Below are the records. Reproduce exactly the lines from the one containing "Parse this screenshot: output" through the final line, and omit any pictures.
# Start of Excerpted records
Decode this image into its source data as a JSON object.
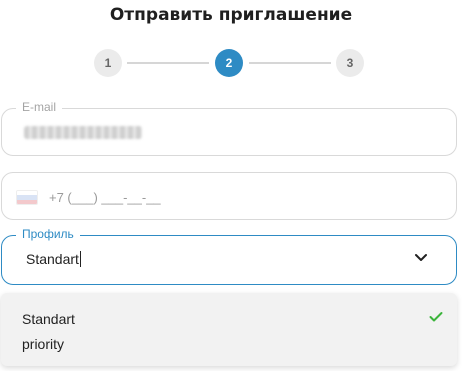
{
  "title": "Отправить приглашение",
  "stepper": {
    "steps": [
      "1",
      "2",
      "3"
    ],
    "active_step": "2"
  },
  "email": {
    "label": "E-mail",
    "value_obscured": true
  },
  "phone": {
    "placeholder": "+7 (___) ___-__-__",
    "flag": "russia-flag-icon"
  },
  "profile": {
    "label": "Профиль",
    "value": "Standart",
    "options": [
      {
        "label": "Standart",
        "selected": true
      },
      {
        "label": "priority",
        "selected": false
      }
    ]
  },
  "colors": {
    "accent": "#2e8bc4",
    "check": "#3cb43c",
    "step_inactive": "#ebebeb"
  }
}
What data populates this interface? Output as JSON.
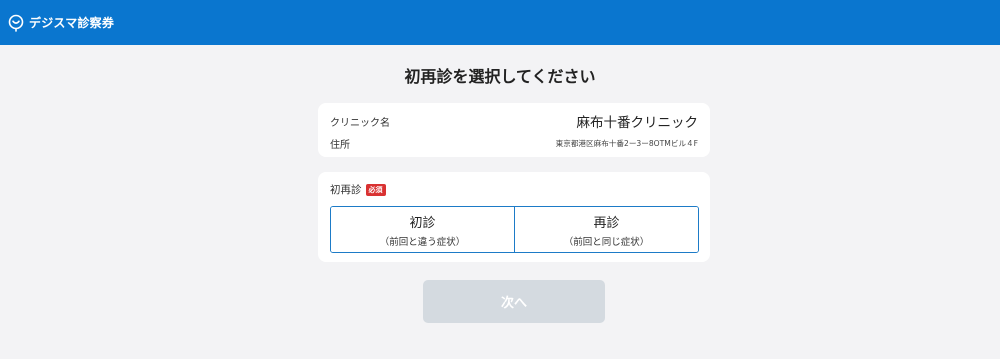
{
  "header": {
    "brand_name": "デジスマ診察券",
    "logo_icon": "location-pin-smile-icon",
    "background_color": "#0a76cf"
  },
  "page": {
    "title": "初再診を選択してください"
  },
  "clinic_info": {
    "clinic_label": "クリニック名",
    "clinic_name": "麻布十番クリニック",
    "address_label": "住所",
    "address": "東京都港区麻布十番2ー3ー8OTMビル４F"
  },
  "visit_type": {
    "label": "初再診",
    "required_badge": "必須",
    "required_color": "#d93232",
    "options": [
      {
        "title": "初診",
        "subtitle": "（前回と違う症状）"
      },
      {
        "title": "再診",
        "subtitle": "（前回と同じ症状）"
      }
    ]
  },
  "actions": {
    "next_label": "次へ"
  }
}
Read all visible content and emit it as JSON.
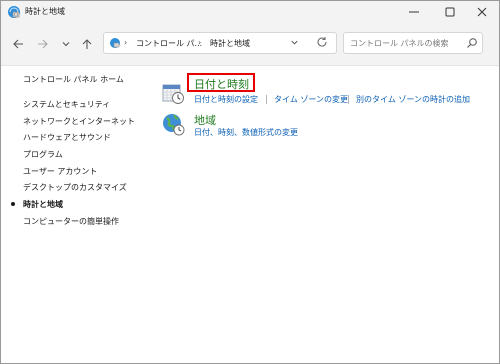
{
  "window": {
    "title": "時計と地域",
    "controls": {
      "minimize_icon": "minimize-icon",
      "maximize_icon": "maximize-icon",
      "close_icon": "close-icon"
    }
  },
  "nav": {
    "back_icon": "arrow-left-icon",
    "forward_icon": "arrow-right-icon",
    "recent_icon": "chevron-down-icon",
    "up_icon": "arrow-up-icon"
  },
  "address": {
    "crumbs": [
      "コントロール パ...",
      "時計と地域"
    ],
    "separator": "›",
    "dropdown_icon": "chevron-down-icon",
    "refresh_icon": "refresh-icon"
  },
  "search": {
    "placeholder": "コントロール パネルの検索",
    "value": ""
  },
  "sidebar": {
    "home": "コントロール パネル ホーム",
    "items": [
      {
        "label": "システムとセキュリティ",
        "current": false
      },
      {
        "label": "ネットワークとインターネット",
        "current": false
      },
      {
        "label": "ハードウェアとサウンド",
        "current": false
      },
      {
        "label": "プログラム",
        "current": false
      },
      {
        "label": "ユーザー アカウント",
        "current": false
      },
      {
        "label": "デスクトップのカスタマイズ",
        "current": false
      },
      {
        "label": "時計と地域",
        "current": true
      },
      {
        "label": "コンピューターの簡単操作",
        "current": false
      }
    ]
  },
  "categories": [
    {
      "title": "日付と時刻",
      "icon": "calendar-clock-icon",
      "highlighted": true,
      "highlight_color": "#e60000",
      "tasks": [
        "日付と時刻の設定",
        "タイム ゾーンの変更",
        "別のタイム ゾーンの時計の追加"
      ]
    },
    {
      "title": "地域",
      "icon": "globe-clock-icon",
      "highlighted": false,
      "tasks": [
        "日付、時刻、数値形式の変更"
      ]
    }
  ],
  "colors": {
    "category_title": "#1e7a1e",
    "task_link": "#0a5fb4",
    "highlight": "#e60000"
  }
}
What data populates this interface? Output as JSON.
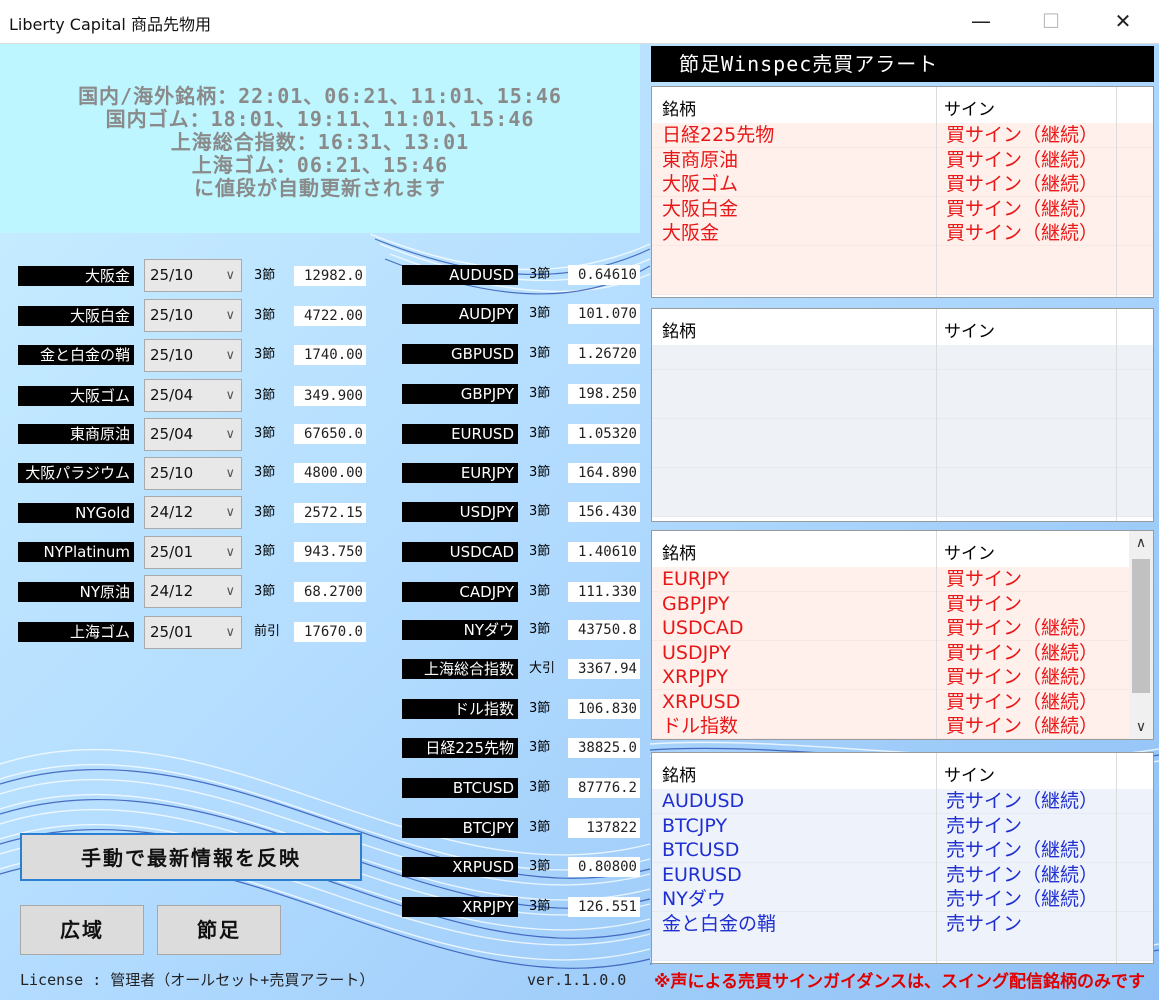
{
  "window": {
    "title": "Liberty Capital 商品先物用",
    "minimize": "—",
    "maximize": "☐",
    "close": "✕"
  },
  "info": {
    "lines": [
      "国内/海外銘柄：22:01、06:21、11:01、15:46",
      "国内ゴム：18:01、19:11、11:01、15:46",
      "上海総合指数：16:31、13:01",
      "上海ゴム：06:21、15:46",
      "に値段が自動更新されます"
    ]
  },
  "left_items": [
    {
      "label": "大阪金",
      "month": "25/10",
      "tf": "3節",
      "price": "12982.0"
    },
    {
      "label": "大阪白金",
      "month": "25/10",
      "tf": "3節",
      "price": "4722.00"
    },
    {
      "label": "金と白金の鞘",
      "month": "25/10",
      "tf": "3節",
      "price": "1740.00"
    },
    {
      "label": "大阪ゴム",
      "month": "25/04",
      "tf": "3節",
      "price": "349.900"
    },
    {
      "label": "東商原油",
      "month": "25/04",
      "tf": "3節",
      "price": "67650.0"
    },
    {
      "label": "大阪パラジウム",
      "month": "25/10",
      "tf": "3節",
      "price": "4800.00"
    },
    {
      "label": "NYGold",
      "month": "24/12",
      "tf": "3節",
      "price": "2572.15"
    },
    {
      "label": "NYPlatinum",
      "month": "25/01",
      "tf": "3節",
      "price": "943.750"
    },
    {
      "label": "NY原油",
      "month": "24/12",
      "tf": "3節",
      "price": "68.2700"
    },
    {
      "label": "上海ゴム",
      "month": "25/01",
      "tf": "前引",
      "price": "17670.0"
    }
  ],
  "right_items": [
    {
      "label": "AUDUSD",
      "tf": "3節",
      "price": "0.64610"
    },
    {
      "label": "AUDJPY",
      "tf": "3節",
      "price": "101.070"
    },
    {
      "label": "GBPUSD",
      "tf": "3節",
      "price": "1.26720"
    },
    {
      "label": "GBPJPY",
      "tf": "3節",
      "price": "198.250"
    },
    {
      "label": "EURUSD",
      "tf": "3節",
      "price": "1.05320"
    },
    {
      "label": "EURJPY",
      "tf": "3節",
      "price": "164.890"
    },
    {
      "label": "USDJPY",
      "tf": "3節",
      "price": "156.430"
    },
    {
      "label": "USDCAD",
      "tf": "3節",
      "price": "1.40610"
    },
    {
      "label": "CADJPY",
      "tf": "3節",
      "price": "111.330"
    },
    {
      "label": "NYダウ",
      "tf": "3節",
      "price": "43750.8"
    },
    {
      "label": "上海総合指数",
      "tf": "大引",
      "price": "3367.94"
    },
    {
      "label": "ドル指数",
      "tf": "3節",
      "price": "106.830"
    },
    {
      "label": "日経225先物",
      "tf": "3節",
      "price": "38825.0"
    },
    {
      "label": "BTCUSD",
      "tf": "3節",
      "price": "87776.2"
    },
    {
      "label": "BTCJPY",
      "tf": "3節",
      "price": "137822"
    },
    {
      "label": "XRPUSD",
      "tf": "3節",
      "price": "0.80800"
    },
    {
      "label": "XRPJPY",
      "tf": "3節",
      "price": "126.551"
    }
  ],
  "buttons": {
    "manual_update": "手動で最新情報を反映",
    "wide": "広域",
    "setsuashi": "節足"
  },
  "footer": {
    "license": "License : 管理者（オールセット+売買アラート）",
    "version": "ver.1.1.0.0",
    "note": "※声による売買サインガイダンスは、スイング配信銘柄のみです"
  },
  "alerts": {
    "header": "節足Winspec売買アラート",
    "col_name": "銘柄",
    "col_sign": "サイン",
    "colors": {
      "buy": "#e81818",
      "sell": "#1f2fd0",
      "buy_bg": "#fff0ec",
      "sell_bg": "#eef2fa",
      "empty_bg": "#eef2f7"
    },
    "table1": [
      {
        "name": "日経225先物",
        "sign": "買サイン（継続）"
      },
      {
        "name": "東商原油",
        "sign": "買サイン（継続）"
      },
      {
        "name": "大阪ゴム",
        "sign": "買サイン（継続）"
      },
      {
        "name": "大阪白金",
        "sign": "買サイン（継続）"
      },
      {
        "name": "大阪金",
        "sign": "買サイン（継続）"
      }
    ],
    "table2": [],
    "table3": [
      {
        "name": "EURJPY",
        "sign": "買サイン"
      },
      {
        "name": "GBPJPY",
        "sign": "買サイン"
      },
      {
        "name": "USDCAD",
        "sign": "買サイン（継続）"
      },
      {
        "name": "USDJPY",
        "sign": "買サイン（継続）"
      },
      {
        "name": "XRPJPY",
        "sign": "買サイン（継続）"
      },
      {
        "name": "XRPUSD",
        "sign": "買サイン（継続）"
      },
      {
        "name": "ドル指数",
        "sign": "買サイン（継続）"
      }
    ],
    "table4": [
      {
        "name": "AUDUSD",
        "sign": "売サイン（継続）"
      },
      {
        "name": "BTCJPY",
        "sign": "売サイン"
      },
      {
        "name": "BTCUSD",
        "sign": "売サイン（継続）"
      },
      {
        "name": "EURUSD",
        "sign": "売サイン（継続）"
      },
      {
        "name": "NYダウ",
        "sign": "売サイン（継続）"
      },
      {
        "name": "金と白金の鞘",
        "sign": "売サイン"
      }
    ],
    "scroll_up_icon": "chevron-up-icon",
    "scroll_down_icon": "chevron-down-icon"
  }
}
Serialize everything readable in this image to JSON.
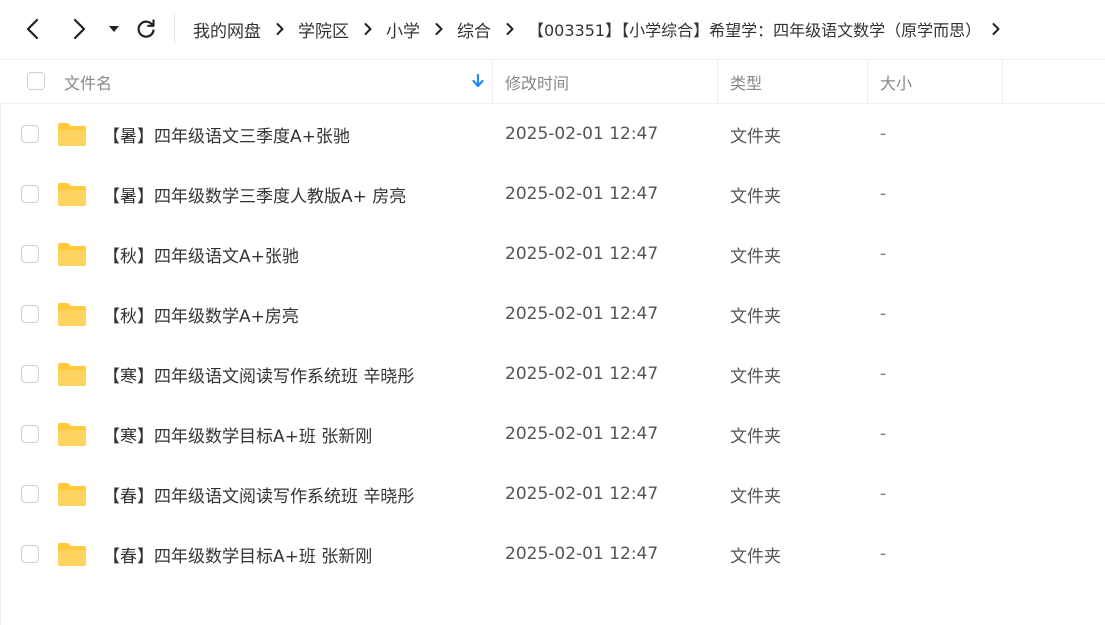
{
  "nav": {
    "back_icon": "chevron-left-icon",
    "forward_icon": "chevron-right-icon",
    "history_icon": "caret-down-icon",
    "refresh_icon": "refresh-icon"
  },
  "breadcrumb": {
    "separator_icon": "chevron-right-icon",
    "items": [
      "我的网盘",
      "学院区",
      "小学",
      "综合",
      "【003351】【小学综合】希望学：四年级语文数学（原学而思）"
    ]
  },
  "table": {
    "columns": {
      "name": "文件名",
      "modified": "修改时间",
      "type": "类型",
      "size": "大小"
    },
    "sort_icon": "arrow-down-icon",
    "accent_color": "#1e8cf0",
    "folder_color": "#ffc83d",
    "rows": [
      {
        "name": "【暑】四年级语文三季度A+张驰",
        "modified": "2025-02-01 12:47",
        "type": "文件夹",
        "size": "-"
      },
      {
        "name": "【暑】四年级数学三季度人教版A+ 房亮",
        "modified": "2025-02-01 12:47",
        "type": "文件夹",
        "size": "-"
      },
      {
        "name": "【秋】四年级语文A+张驰",
        "modified": "2025-02-01 12:47",
        "type": "文件夹",
        "size": "-"
      },
      {
        "name": "【秋】四年级数学A+房亮",
        "modified": "2025-02-01 12:47",
        "type": "文件夹",
        "size": "-"
      },
      {
        "name": "【寒】四年级语文阅读写作系统班  辛晓彤",
        "modified": "2025-02-01 12:47",
        "type": "文件夹",
        "size": "-"
      },
      {
        "name": "【寒】四年级数学目标A+班  张新刚",
        "modified": "2025-02-01 12:47",
        "type": "文件夹",
        "size": "-"
      },
      {
        "name": "【春】四年级语文阅读写作系统班  辛晓彤",
        "modified": "2025-02-01 12:47",
        "type": "文件夹",
        "size": "-"
      },
      {
        "name": "【春】四年级数学目标A+班  张新刚",
        "modified": "2025-02-01 12:47",
        "type": "文件夹",
        "size": "-"
      }
    ]
  }
}
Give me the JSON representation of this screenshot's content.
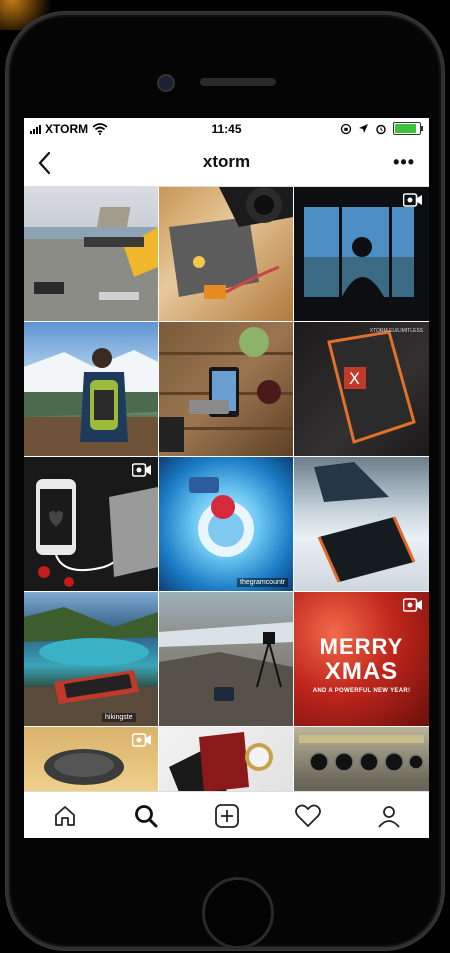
{
  "status_bar": {
    "carrier": "XTORM",
    "time": "11:45",
    "battery_level": 0.95
  },
  "header": {
    "title": "xtorm",
    "back_icon": "chevron-left-icon",
    "more_label": "•••"
  },
  "grid": {
    "tiles": [
      {
        "subject": "laptop-lakeside",
        "video": false
      },
      {
        "subject": "camera-powerbank",
        "video": false
      },
      {
        "subject": "window-silhouette",
        "video": true
      },
      {
        "subject": "hiker-backpack",
        "video": false
      },
      {
        "subject": "phone-on-table",
        "video": false
      },
      {
        "subject": "rugged-powerbank",
        "video": false,
        "tag": "XTORM.EU/LIMITLESS"
      },
      {
        "subject": "iphone-charging",
        "video": true
      },
      {
        "subject": "tiny-planet",
        "video": false,
        "credit": "thegramcountr"
      },
      {
        "subject": "powerbank-snow",
        "video": false
      },
      {
        "subject": "lake-powerbank",
        "video": false,
        "credit": "hikingste"
      },
      {
        "subject": "rocks-tripod",
        "video": false
      },
      {
        "subject": "merry-xmas",
        "video": true,
        "line1": "MERRY",
        "line2": "XMAS",
        "line3": "AND A POWERFUL NEW YEAR!"
      },
      {
        "subject": "wireless-charger",
        "video": true
      },
      {
        "subject": "passport-watch",
        "video": false
      },
      {
        "subject": "cockpit-panel",
        "video": false
      }
    ]
  },
  "tab_bar": {
    "items": [
      "home-icon",
      "search-icon",
      "add-post-icon",
      "heart-icon",
      "profile-icon"
    ],
    "active": "search-icon"
  },
  "colors": {
    "battery_green": "#3ec23b",
    "text": "#111111",
    "divider": "#dddddd"
  }
}
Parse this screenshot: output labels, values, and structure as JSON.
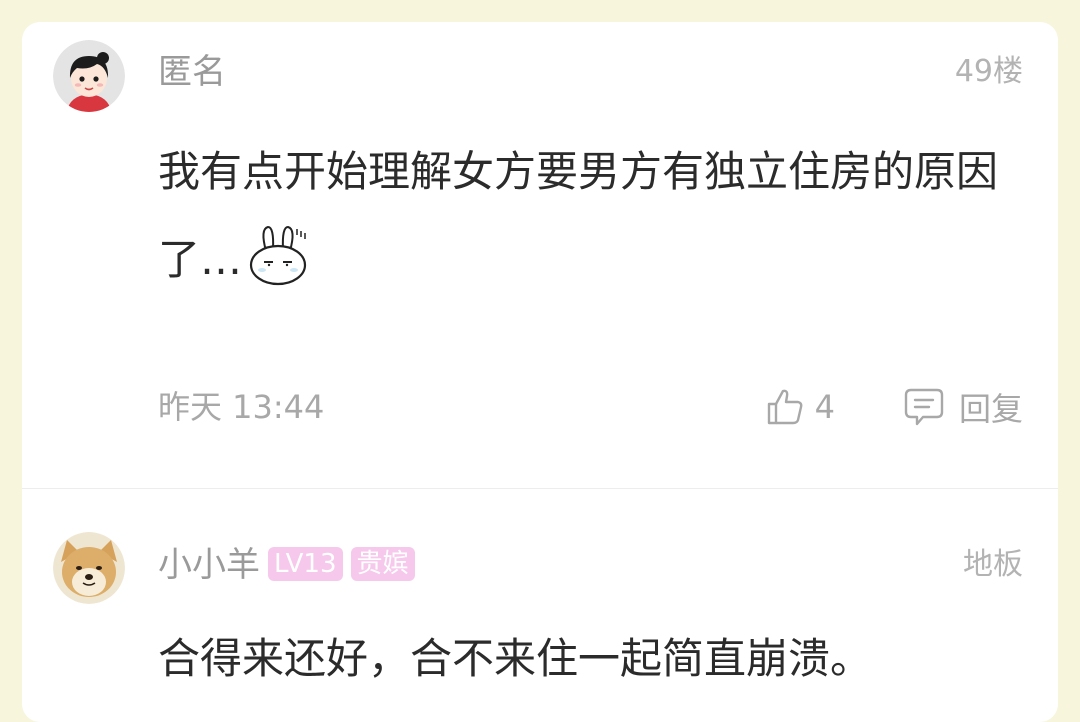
{
  "comments": [
    {
      "username": "匿名",
      "floor": "49楼",
      "text": "我有点开始理解女方要男方有独立住房的原因了…",
      "emoji_icon": "bunny-sweat-emoji-icon",
      "time": "昨天 13:44",
      "likes": "4",
      "reply_label": "回复",
      "avatar_icon": "cartoon-girl-avatar-icon"
    },
    {
      "username": "小小羊",
      "badges": [
        "LV13",
        "贵嫔"
      ],
      "floor": "地板",
      "text": "合得来还好，合不来住一起简直崩溃。",
      "avatar_icon": "shiba-dog-avatar-icon",
      "badge_color": "#f6c9ec"
    }
  ],
  "colors": {
    "page_background": "#f7f5dc",
    "card_background": "#ffffff",
    "meta_text": "#a8a8a8",
    "body_text": "#2b2b2b"
  }
}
# End of Excerpted records
Task answer
Parse this screenshot: output labels, values, and structure as JSON.
{
  "comments": [
    {
      "username": "匿名",
      "floor": "49楼",
      "text": "我有点开始理解女方要男方有独立住房的原因了…",
      "emoji_icon": "bunny-sweat-emoji-icon",
      "time": "昨天 13:44",
      "likes": "4",
      "reply_label": "回复",
      "avatar_icon": "cartoon-girl-avatar-icon"
    },
    {
      "username": "小小羊",
      "badges": [
        "LV13",
        "贵嫔"
      ],
      "floor": "地板",
      "text": "合得来还好，合不来住一起简直崩溃。",
      "avatar_icon": "shiba-dog-avatar-icon",
      "badge_color": "#f6c9ec"
    }
  ],
  "colors": {
    "page_background": "#f7f5dc",
    "card_background": "#ffffff",
    "meta_text": "#a8a8a8",
    "body_text": "#2b2b2b"
  }
}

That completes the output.